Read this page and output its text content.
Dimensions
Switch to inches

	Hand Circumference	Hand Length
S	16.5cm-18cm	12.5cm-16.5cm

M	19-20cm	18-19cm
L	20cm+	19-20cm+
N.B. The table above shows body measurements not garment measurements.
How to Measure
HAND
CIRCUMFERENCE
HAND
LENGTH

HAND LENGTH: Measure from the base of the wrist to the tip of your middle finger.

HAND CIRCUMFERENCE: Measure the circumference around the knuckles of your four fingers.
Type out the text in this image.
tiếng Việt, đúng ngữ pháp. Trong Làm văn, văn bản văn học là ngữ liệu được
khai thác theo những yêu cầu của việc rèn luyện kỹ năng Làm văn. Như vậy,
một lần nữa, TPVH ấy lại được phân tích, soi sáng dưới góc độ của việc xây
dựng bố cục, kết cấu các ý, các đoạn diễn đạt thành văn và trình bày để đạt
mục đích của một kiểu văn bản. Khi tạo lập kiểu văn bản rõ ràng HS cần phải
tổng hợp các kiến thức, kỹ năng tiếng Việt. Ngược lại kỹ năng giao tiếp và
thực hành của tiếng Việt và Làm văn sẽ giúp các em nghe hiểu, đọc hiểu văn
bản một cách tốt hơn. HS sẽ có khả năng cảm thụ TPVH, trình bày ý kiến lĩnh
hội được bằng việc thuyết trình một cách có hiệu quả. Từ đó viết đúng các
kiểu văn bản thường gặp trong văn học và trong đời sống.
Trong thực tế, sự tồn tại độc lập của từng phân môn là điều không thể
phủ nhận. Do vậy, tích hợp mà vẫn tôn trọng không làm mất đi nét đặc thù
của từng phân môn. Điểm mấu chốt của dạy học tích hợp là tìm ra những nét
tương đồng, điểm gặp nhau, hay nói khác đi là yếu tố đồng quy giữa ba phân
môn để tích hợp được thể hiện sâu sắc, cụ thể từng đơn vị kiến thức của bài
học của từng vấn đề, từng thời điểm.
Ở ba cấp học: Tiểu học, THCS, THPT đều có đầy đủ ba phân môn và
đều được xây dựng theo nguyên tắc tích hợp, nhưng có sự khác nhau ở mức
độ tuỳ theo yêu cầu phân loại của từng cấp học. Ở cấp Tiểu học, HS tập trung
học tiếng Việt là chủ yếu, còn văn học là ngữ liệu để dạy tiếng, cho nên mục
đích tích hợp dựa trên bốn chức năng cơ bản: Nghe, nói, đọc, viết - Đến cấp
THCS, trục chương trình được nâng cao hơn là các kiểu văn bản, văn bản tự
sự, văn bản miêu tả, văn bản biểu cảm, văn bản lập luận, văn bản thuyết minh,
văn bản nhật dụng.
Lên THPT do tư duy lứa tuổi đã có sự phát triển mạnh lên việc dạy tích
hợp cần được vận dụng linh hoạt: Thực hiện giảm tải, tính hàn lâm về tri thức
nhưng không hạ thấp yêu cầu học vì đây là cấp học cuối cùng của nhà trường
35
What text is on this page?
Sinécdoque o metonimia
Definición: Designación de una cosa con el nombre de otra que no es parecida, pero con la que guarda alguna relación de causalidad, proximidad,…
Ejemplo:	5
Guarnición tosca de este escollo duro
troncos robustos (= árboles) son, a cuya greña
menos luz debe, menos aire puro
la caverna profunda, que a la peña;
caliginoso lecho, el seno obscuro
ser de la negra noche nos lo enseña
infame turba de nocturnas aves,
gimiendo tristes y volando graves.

========================================

- _Problem details_
Your task is to quote the listing above word for word.

- _Response below_
Read this page and output its text content.
Dimensions
Switch to inches

	Hand Circumference	Hand Length
S	16.5cm-18cm	12.5cm-16.5cm

M	19-20cm	18-19cm
L	20cm+	19-20cm+
N.B. The table above shows body measurements not garment measurements.
How to Measure
HAND
CIRCUMFERENCE
HAND
LENGTH

HAND LENGTH: Measure from the base of the wrist to the tip of your middle finger.

HAND CIRCUMFERENCE: Measure the circumference around the knuckles of your four fingers.
Type out the text in this image.
tiếng Việt, đúng ngữ pháp. Trong Làm văn, văn bản văn học là ngữ liệu được
khai thác theo những yêu cầu của việc rèn luyện kỹ năng Làm văn. Như vậy,
một lần nữa, TPVH ấy lại được phân tích, soi sáng dưới góc độ của việc xây
dựng bố cục, kết cấu các ý, các đoạn diễn đạt thành văn và trình bày để đạt
mục đích của một kiểu văn bản. Khi tạo lập kiểu văn bản rõ ràng HS cần phải
tổng hợp các kiến thức, kỹ năng tiếng Việt. Ngược lại kỹ năng giao tiếp và
thực hành của tiếng Việt và Làm văn sẽ giúp các em nghe hiểu, đọc hiểu văn
bản một cách tốt hơn. HS sẽ có khả năng cảm thụ TPVH, trình bày ý kiến lĩnh
hội được bằng việc thuyết trình một cách có hiệu quả. Từ đó viết đúng các
kiểu văn bản thường gặp trong văn học và trong đời sống.
Trong thực tế, sự tồn tại độc lập của từng phân môn là điều không thể
phủ nhận. Do vậy, tích hợp mà vẫn tôn trọng không làm mất đi nét đặc thù
của từng phân môn. Điểm mấu chốt của dạy học tích hợp là tìm ra những nét
tương đồng, điểm gặp nhau, hay nói khác đi là yếu tố đồng quy giữa ba phân
môn để tích hợp được thể hiện sâu sắc, cụ thể từng đơn vị kiến thức của bài
học của từng vấn đề, từng thời điểm.
Ở ba cấp học: Tiểu học, THCS, THPT đều có đầy đủ ba phân môn và
đều được xây dựng theo nguyên tắc tích hợp, nhưng có sự khác nhau ở mức
độ tuỳ theo yêu cầu phân loại của từng cấp học. Ở cấp Tiểu học, HS tập trung
học tiếng Việt là chủ yếu, còn văn học là ngữ liệu để dạy tiếng, cho nên mục
đích tích hợp dựa trên bốn chức năng cơ bản: Nghe, nói, đọc, viết - Đến cấp
THCS, trục chương trình được nâng cao hơn là các kiểu văn bản, văn bản tự
sự, văn bản miêu tả, văn bản biểu cảm, văn bản lập luận, văn bản thuyết minh,
văn bản nhật dụng.
Lên THPT do tư duy lứa tuổi đã có sự phát triển mạnh lên việc dạy tích
hợp cần được vận dụng linh hoạt: Thực hiện giảm tải, tính hàn lâm về tri thức
nhưng không hạ thấp yêu cầu học vì đây là cấp học cuối cùng của nhà trường
35
What text is on this page?
Sinécdoque o metonimia
Definición: Designación de una cosa con el nombre de otra que no es parecida, pero con la que guarda alguna relación de causalidad, proximidad,…
Ejemplo:	5
Guarnición tosca de este escollo duro
troncos robustos (= árboles) son, a cuya greña
menos luz debe, menos aire puro
la caverna profunda, que a la peña;
caliginoso lecho, el seno obscuro
ser de la negra noche nos lo enseña
infame turba de nocturnas aves,
gimiendo tristes y volando graves.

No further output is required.